# [The problem]
The records below hold pictures; please leave those out and retype the rest exactly.
##########
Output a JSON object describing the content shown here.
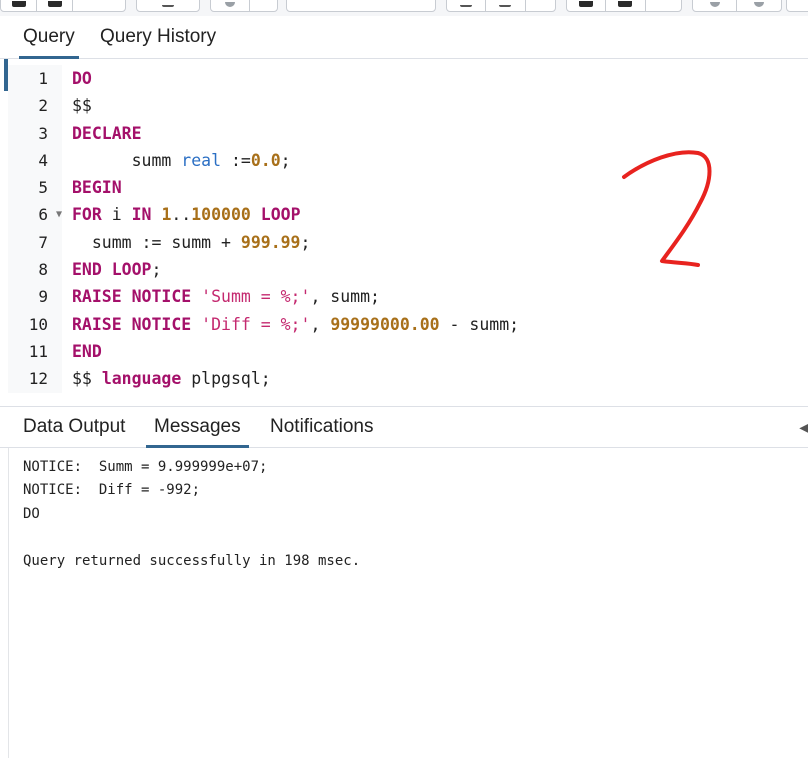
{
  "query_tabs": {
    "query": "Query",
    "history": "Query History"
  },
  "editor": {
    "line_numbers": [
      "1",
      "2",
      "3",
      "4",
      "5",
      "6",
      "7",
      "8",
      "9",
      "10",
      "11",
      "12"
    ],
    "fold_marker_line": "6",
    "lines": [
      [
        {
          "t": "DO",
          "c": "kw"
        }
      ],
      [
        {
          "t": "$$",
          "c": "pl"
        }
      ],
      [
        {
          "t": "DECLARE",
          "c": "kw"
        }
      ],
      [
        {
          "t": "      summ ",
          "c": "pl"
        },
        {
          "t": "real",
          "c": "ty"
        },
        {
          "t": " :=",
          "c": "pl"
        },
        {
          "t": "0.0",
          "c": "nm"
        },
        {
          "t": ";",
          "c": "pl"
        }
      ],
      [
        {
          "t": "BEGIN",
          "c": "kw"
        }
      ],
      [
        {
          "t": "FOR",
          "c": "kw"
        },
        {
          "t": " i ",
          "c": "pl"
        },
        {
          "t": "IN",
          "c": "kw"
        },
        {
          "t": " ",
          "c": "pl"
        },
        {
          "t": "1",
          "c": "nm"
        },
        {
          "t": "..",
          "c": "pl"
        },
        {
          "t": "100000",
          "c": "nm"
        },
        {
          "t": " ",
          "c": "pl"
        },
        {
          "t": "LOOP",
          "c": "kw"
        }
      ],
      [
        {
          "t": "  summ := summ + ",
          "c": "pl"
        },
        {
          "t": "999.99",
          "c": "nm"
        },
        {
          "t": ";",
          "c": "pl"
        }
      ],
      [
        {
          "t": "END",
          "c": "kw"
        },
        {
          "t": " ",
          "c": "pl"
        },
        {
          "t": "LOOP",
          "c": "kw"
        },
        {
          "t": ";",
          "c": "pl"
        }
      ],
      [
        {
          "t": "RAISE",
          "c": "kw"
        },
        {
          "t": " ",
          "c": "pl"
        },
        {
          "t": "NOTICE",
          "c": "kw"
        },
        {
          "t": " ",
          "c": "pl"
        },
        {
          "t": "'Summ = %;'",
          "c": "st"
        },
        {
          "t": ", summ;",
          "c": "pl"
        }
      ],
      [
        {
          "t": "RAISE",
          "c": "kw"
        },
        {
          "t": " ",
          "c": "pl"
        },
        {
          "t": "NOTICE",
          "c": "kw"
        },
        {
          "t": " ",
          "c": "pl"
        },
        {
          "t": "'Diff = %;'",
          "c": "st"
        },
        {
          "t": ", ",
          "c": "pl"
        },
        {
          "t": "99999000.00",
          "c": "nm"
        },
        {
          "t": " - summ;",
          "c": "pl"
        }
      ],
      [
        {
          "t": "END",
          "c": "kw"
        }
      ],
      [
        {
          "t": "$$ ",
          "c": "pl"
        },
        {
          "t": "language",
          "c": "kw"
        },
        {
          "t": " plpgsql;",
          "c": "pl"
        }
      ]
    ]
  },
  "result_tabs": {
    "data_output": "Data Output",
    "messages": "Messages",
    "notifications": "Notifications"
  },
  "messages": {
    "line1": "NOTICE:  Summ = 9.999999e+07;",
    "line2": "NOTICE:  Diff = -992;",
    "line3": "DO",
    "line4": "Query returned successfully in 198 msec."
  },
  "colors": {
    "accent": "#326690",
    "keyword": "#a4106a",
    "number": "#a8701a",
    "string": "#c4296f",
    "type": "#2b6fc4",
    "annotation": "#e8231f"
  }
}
##########
# [Response for this exercise]
Output a JSON object describing the content shown here.
{
  "query_tabs": {
    "query": "Query",
    "history": "Query History"
  },
  "editor": {
    "line_numbers": [
      "1",
      "2",
      "3",
      "4",
      "5",
      "6",
      "7",
      "8",
      "9",
      "10",
      "11",
      "12"
    ],
    "fold_marker_line": "6",
    "lines": [
      [
        {
          "t": "DO",
          "c": "kw"
        }
      ],
      [
        {
          "t": "$$",
          "c": "pl"
        }
      ],
      [
        {
          "t": "DECLARE",
          "c": "kw"
        }
      ],
      [
        {
          "t": "      summ ",
          "c": "pl"
        },
        {
          "t": "real",
          "c": "ty"
        },
        {
          "t": " :=",
          "c": "pl"
        },
        {
          "t": "0.0",
          "c": "nm"
        },
        {
          "t": ";",
          "c": "pl"
        }
      ],
      [
        {
          "t": "BEGIN",
          "c": "kw"
        }
      ],
      [
        {
          "t": "FOR",
          "c": "kw"
        },
        {
          "t": " i ",
          "c": "pl"
        },
        {
          "t": "IN",
          "c": "kw"
        },
        {
          "t": " ",
          "c": "pl"
        },
        {
          "t": "1",
          "c": "nm"
        },
        {
          "t": "..",
          "c": "pl"
        },
        {
          "t": "100000",
          "c": "nm"
        },
        {
          "t": " ",
          "c": "pl"
        },
        {
          "t": "LOOP",
          "c": "kw"
        }
      ],
      [
        {
          "t": "  summ := summ + ",
          "c": "pl"
        },
        {
          "t": "999.99",
          "c": "nm"
        },
        {
          "t": ";",
          "c": "pl"
        }
      ],
      [
        {
          "t": "END",
          "c": "kw"
        },
        {
          "t": " ",
          "c": "pl"
        },
        {
          "t": "LOOP",
          "c": "kw"
        },
        {
          "t": ";",
          "c": "pl"
        }
      ],
      [
        {
          "t": "RAISE",
          "c": "kw"
        },
        {
          "t": " ",
          "c": "pl"
        },
        {
          "t": "NOTICE",
          "c": "kw"
        },
        {
          "t": " ",
          "c": "pl"
        },
        {
          "t": "'Summ = %;'",
          "c": "st"
        },
        {
          "t": ", summ;",
          "c": "pl"
        }
      ],
      [
        {
          "t": "RAISE",
          "c": "kw"
        },
        {
          "t": " ",
          "c": "pl"
        },
        {
          "t": "NOTICE",
          "c": "kw"
        },
        {
          "t": " ",
          "c": "pl"
        },
        {
          "t": "'Diff = %;'",
          "c": "st"
        },
        {
          "t": ", ",
          "c": "pl"
        },
        {
          "t": "99999000.00",
          "c": "nm"
        },
        {
          "t": " - summ;",
          "c": "pl"
        }
      ],
      [
        {
          "t": "END",
          "c": "kw"
        }
      ],
      [
        {
          "t": "$$ ",
          "c": "pl"
        },
        {
          "t": "language",
          "c": "kw"
        },
        {
          "t": " plpgsql;",
          "c": "pl"
        }
      ]
    ]
  },
  "result_tabs": {
    "data_output": "Data Output",
    "messages": "Messages",
    "notifications": "Notifications"
  },
  "messages": {
    "line1": "NOTICE:  Summ = 9.999999e+07;",
    "line2": "NOTICE:  Diff = -992;",
    "line3": "DO",
    "line4": "Query returned successfully in 198 msec."
  },
  "colors": {
    "accent": "#326690",
    "keyword": "#a4106a",
    "number": "#a8701a",
    "string": "#c4296f",
    "type": "#2b6fc4",
    "annotation": "#e8231f"
  }
}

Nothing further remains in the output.